Provided records:

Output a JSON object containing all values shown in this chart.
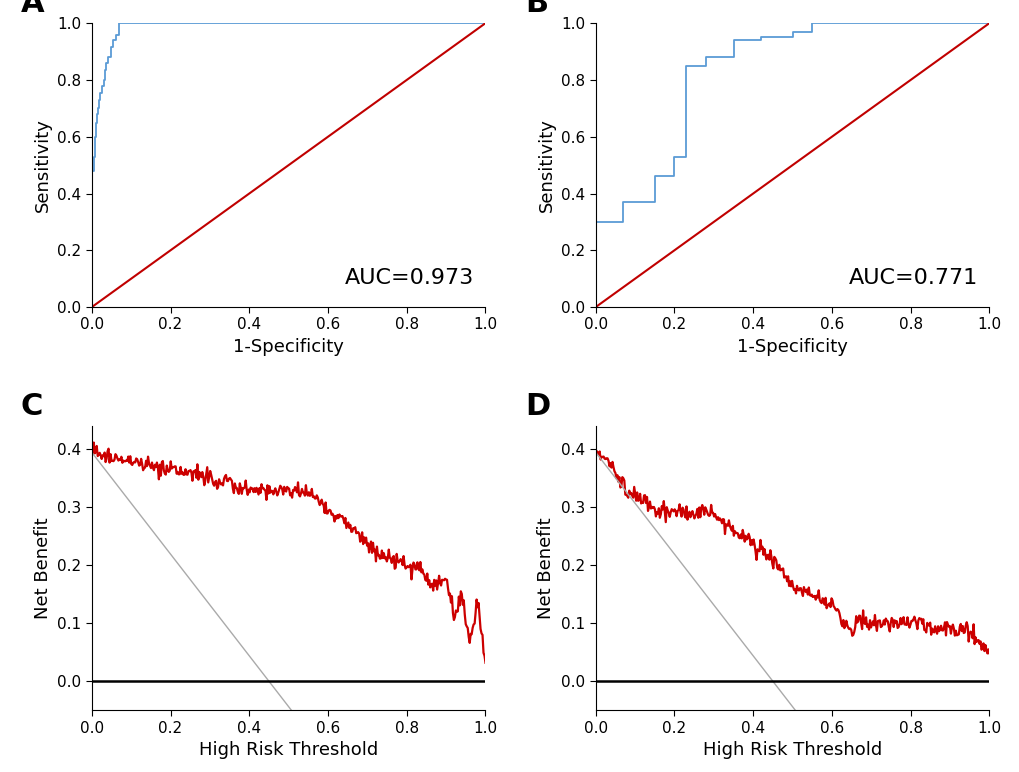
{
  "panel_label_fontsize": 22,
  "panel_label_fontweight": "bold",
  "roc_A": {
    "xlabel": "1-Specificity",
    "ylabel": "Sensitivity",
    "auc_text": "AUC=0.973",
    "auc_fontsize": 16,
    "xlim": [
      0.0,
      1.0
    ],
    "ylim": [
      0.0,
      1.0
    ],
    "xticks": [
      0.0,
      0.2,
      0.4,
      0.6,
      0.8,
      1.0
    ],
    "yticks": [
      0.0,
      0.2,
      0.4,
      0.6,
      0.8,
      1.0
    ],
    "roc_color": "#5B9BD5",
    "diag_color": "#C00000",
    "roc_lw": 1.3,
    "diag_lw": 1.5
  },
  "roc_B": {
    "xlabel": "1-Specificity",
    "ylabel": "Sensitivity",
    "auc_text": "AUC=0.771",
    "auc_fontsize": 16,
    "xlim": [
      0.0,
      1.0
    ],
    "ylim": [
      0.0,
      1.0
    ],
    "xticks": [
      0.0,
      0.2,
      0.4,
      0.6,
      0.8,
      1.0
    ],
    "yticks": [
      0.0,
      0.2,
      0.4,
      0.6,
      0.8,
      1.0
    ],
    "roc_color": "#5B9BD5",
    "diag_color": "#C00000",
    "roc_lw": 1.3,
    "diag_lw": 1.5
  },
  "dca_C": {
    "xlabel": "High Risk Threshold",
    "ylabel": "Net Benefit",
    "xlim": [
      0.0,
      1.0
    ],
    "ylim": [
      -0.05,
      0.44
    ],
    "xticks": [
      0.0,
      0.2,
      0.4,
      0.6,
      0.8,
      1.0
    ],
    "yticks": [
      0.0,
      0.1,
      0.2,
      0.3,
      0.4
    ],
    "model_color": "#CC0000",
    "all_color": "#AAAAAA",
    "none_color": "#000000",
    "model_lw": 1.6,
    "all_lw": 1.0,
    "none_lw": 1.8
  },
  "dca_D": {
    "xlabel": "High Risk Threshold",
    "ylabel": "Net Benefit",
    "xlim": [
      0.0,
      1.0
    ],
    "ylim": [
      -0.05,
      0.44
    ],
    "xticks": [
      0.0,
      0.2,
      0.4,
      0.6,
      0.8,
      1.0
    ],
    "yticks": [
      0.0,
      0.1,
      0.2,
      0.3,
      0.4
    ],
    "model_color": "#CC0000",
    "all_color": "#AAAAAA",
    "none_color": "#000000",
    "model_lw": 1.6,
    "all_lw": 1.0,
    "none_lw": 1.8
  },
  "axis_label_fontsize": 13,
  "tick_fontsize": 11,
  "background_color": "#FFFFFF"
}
...
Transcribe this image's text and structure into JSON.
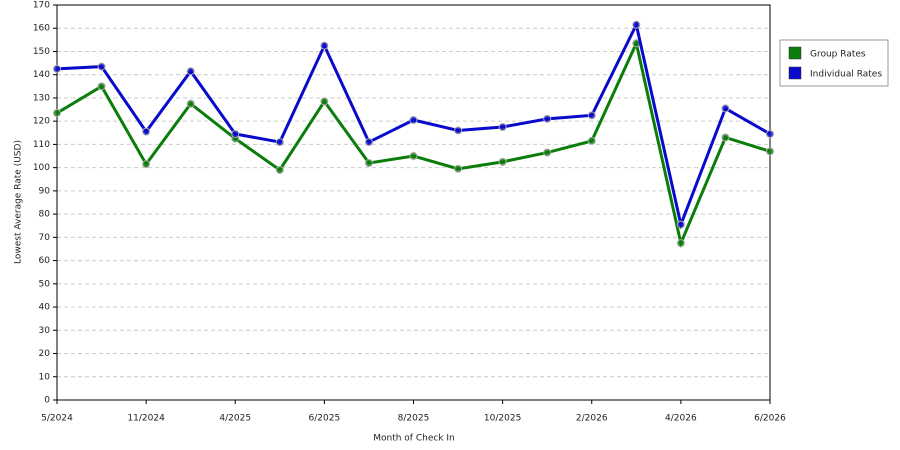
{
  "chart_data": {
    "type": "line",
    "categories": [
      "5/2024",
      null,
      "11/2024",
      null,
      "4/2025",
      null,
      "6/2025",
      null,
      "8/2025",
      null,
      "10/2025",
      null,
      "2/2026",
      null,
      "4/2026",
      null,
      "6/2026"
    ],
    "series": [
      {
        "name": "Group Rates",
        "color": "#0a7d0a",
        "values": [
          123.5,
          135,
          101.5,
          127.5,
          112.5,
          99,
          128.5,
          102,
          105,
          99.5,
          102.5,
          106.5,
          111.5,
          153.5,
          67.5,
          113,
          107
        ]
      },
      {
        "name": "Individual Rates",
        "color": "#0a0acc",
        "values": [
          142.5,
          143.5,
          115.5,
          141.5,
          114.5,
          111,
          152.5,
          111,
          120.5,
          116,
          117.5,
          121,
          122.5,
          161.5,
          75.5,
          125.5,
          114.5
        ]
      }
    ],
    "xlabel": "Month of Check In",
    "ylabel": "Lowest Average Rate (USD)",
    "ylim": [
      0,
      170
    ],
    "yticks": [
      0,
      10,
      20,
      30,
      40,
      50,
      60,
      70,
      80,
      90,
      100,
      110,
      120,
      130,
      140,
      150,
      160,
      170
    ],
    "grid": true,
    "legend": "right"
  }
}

The task:
Check every line of the data, and copy the ones that contain "name".

Result of the exercise:
        "name": "Group Rates",
        "name": "Individual Rates",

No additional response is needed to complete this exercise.